## Task instructions
Tally up how many lines in the listing below contain the string "image", and give only the total.
[BEGIN]
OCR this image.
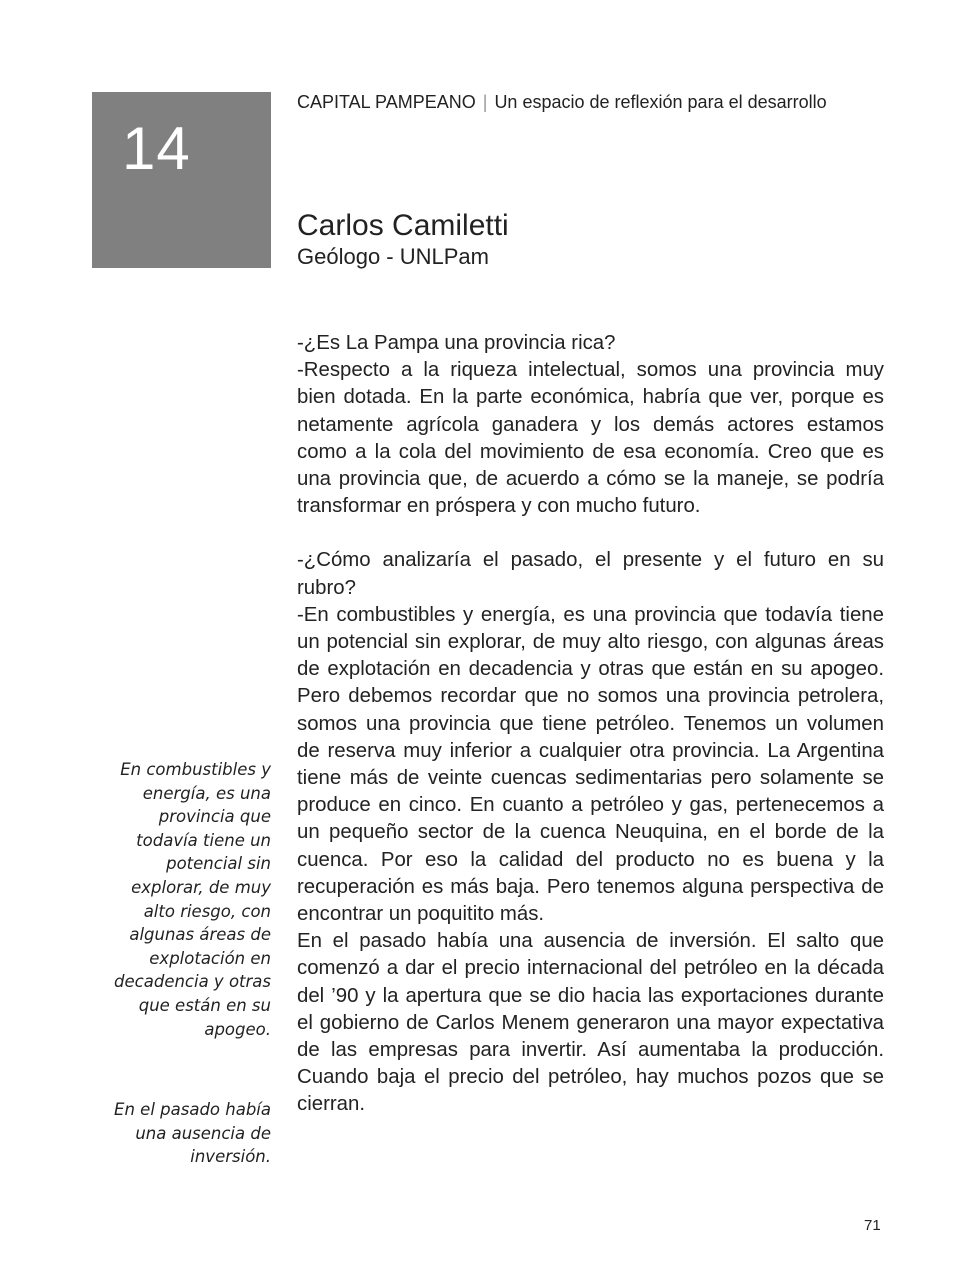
14
CAPITAL PAMPEANO | Un espacio de reflexión para el desarrollo
Carlos Camiletti
Geólogo - UNLPam

-¿Es La Pampa una provincia rica?

-Respecto a la riqueza intelectual, somos una provincia muy bien dotada. En la parte económica, habría que ver, porque es netamente agrícola ganadera y los demás actores estamos como a la cola del movimiento de esa economía. Creo que es una provincia que, de acuerdo a cómo se la maneje, se podría transformar en próspera y con mucho futuro.

-¿Cómo analizaría el pasado, el presente y el futuro en su rubro?

-En combustibles y energía, es una provincia que todavía tiene un potencial sin explorar, de muy alto riesgo, con algunas áreas de explotación en decadencia y otras que están en su apogeo. Pero debemos recordar que no somos una provincia petrolera, somos una provincia que tiene petróleo. Tenemos un volumen de reserva muy inferior a cualquier otra provincia. La Argentina tiene más de veinte cuencas sedimentarias pero solamente se produce en cinco. En cuanto a petróleo y gas, pertenecemos a un pequeño sector de la cuenca Neuquina, en el borde de la cuenca. Por eso la calidad del producto no es buena y la recuperación es más baja. Pero tenemos alguna perspectiva de encontrar un poquitito más.

En el pasado había una ausencia de inversión. El salto que comenzó a dar el precio internacional del petróleo en la década del ’90 y la apertura que se dio hacia las exportaciones durante el gobierno de Carlos Menem generaron una mayor expectativa de las empresas para invertir. Así aumentaba la producción. Cuando baja el precio del petróleo, hay muchos pozos que se cierran.

En combustibles y energía, es una provincia que todavía tiene un potencial sin explorar, de muy alto riesgo, con algunas áreas de explotación en decadencia y otras que están en su apogeo.
En el pasado había una ausencia de inversión.
71
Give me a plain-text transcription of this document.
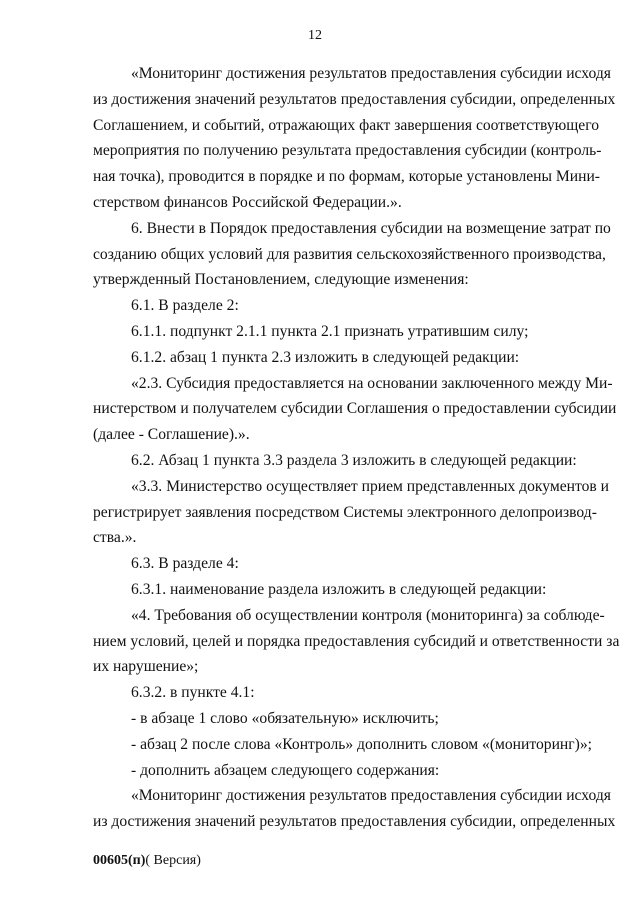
12
«Мониторинг достижения результатов предоставления субсидии исходя
из достижения значений результатов предоставления субсидии, определенных
Соглашением, и событий, отражающих факт завершения соответствующего
мероприятия по получению результата предоставления субсидии (контроль-
ная точка), проводится в порядке и по формам, которые установлены Мини-
стерством финансов Российской Федерации.».
6. Внести в Порядок предоставления субсидии на возмещение затрат по
созданию общих условий для развития сельскохозяйственного производства,
утвержденный Постановлением, следующие изменения:
6.1. В разделе 2:
6.1.1. подпункт 2.1.1 пункта 2.1 признать утратившим силу;
6.1.2. абзац 1 пункта 2.3 изложить в следующей редакции:
«2.3. Субсидия предоставляется на основании заключенного между Ми-
нистерством и получателем субсидии Соглашения о предоставлении субсидии
(далее - Соглашение).».
6.2. Абзац 1 пункта 3.3 раздела 3 изложить в следующей редакции:
«3.3. Министерство осуществляет прием представленных документов и
регистрирует заявления посредством Системы электронного делопроизвод-
ства.».
6.3. В разделе 4:
6.3.1. наименование раздела изложить в следующей редакции:
«4. Требования об осуществлении контроля (мониторинга) за соблюде-
нием условий, целей и порядка предоставления субсидий и ответственности за
их нарушение»;
6.3.2. в пункте 4.1:
- в абзаце 1 слово «обязательную» исключить;
- абзац 2 после слова «Контроль» дополнить словом «(мониторинг)»;
- дополнить абзацем следующего содержания:
«Мониторинг достижения результатов предоставления субсидии исходя
из достижения значений результатов предоставления субсидии, определенных
00605(п)( Версия)
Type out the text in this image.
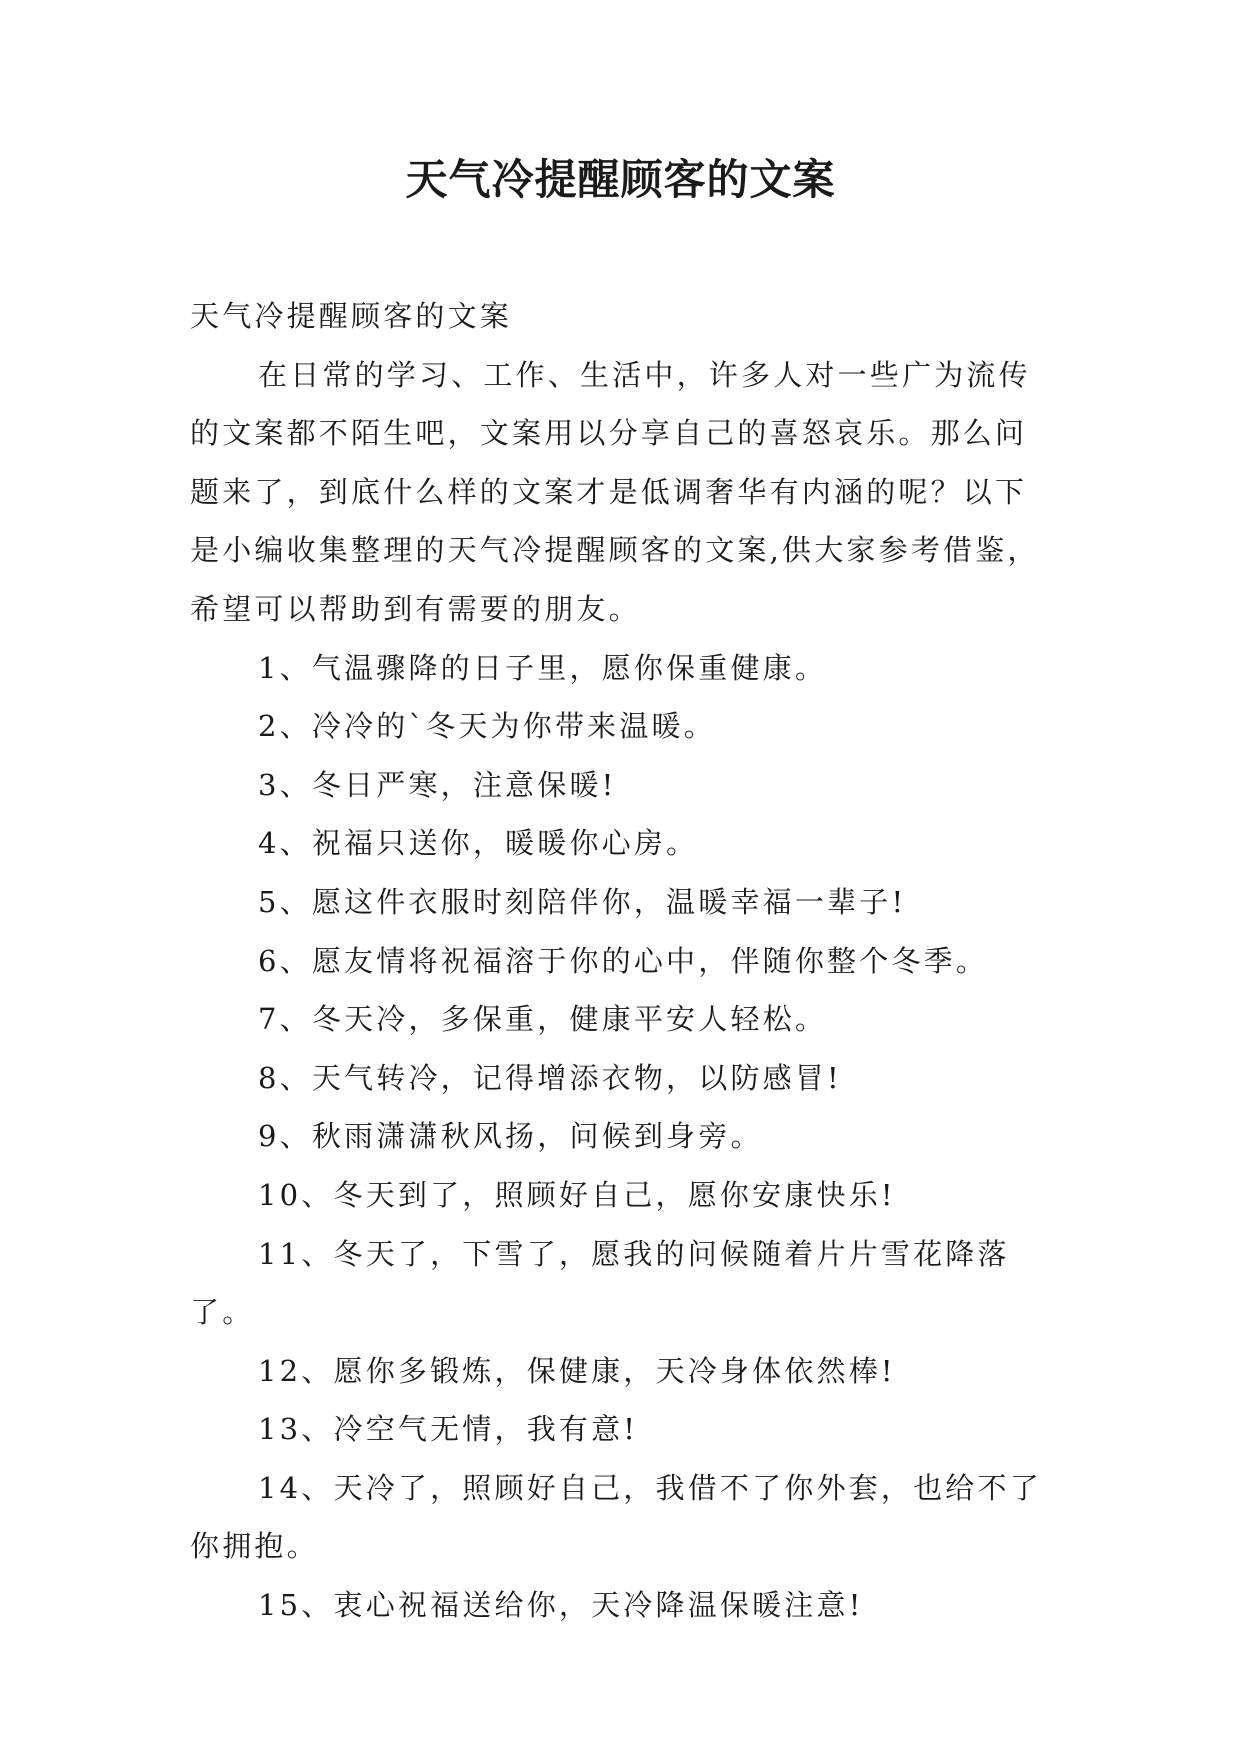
天气冷提醒顾客的文案

天气冷提醒顾客的文案

在日常的学习、工作、生活中，许多人对一些广为流传的文案都不陌生吧，文案用以分享自己的喜怒哀乐。那么问题来了，到底什么样的文案才是低调奢华有内涵的呢？以下是小编收集整理的天气冷提醒顾客的文案,供大家参考借鉴，希望可以帮助到有需要的朋友。

1、气温骤降的日子里，愿你保重健康。

2、冷冷的`冬天为你带来温暖。

3、冬日严寒，注意保暖!

4、祝福只送你，暖暖你心房。

5、愿这件衣服时刻陪伴你，温暖幸福一辈子!

6、愿友情将祝福溶于你的心中，伴随你整个冬季。

7、冬天冷，多保重，健康平安人轻松。

8、天气转冷，记得增添衣物，以防感冒!

9、秋雨潇潇秋风扬，问候到身旁。

10、冬天到了，照顾好自己，愿你安康快乐!

11、冬天了，下雪了，愿我的问候随着片片雪花降落了。

12、愿你多锻炼，保健康，天冷身体依然棒!

13、冷空气无情，我有意!

14、天冷了，照顾好自己，我借不了你外套，也给不了你拥抱。

15、衷心祝福送给你，天冷降温保暖注意!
[END]
## Complete answer
2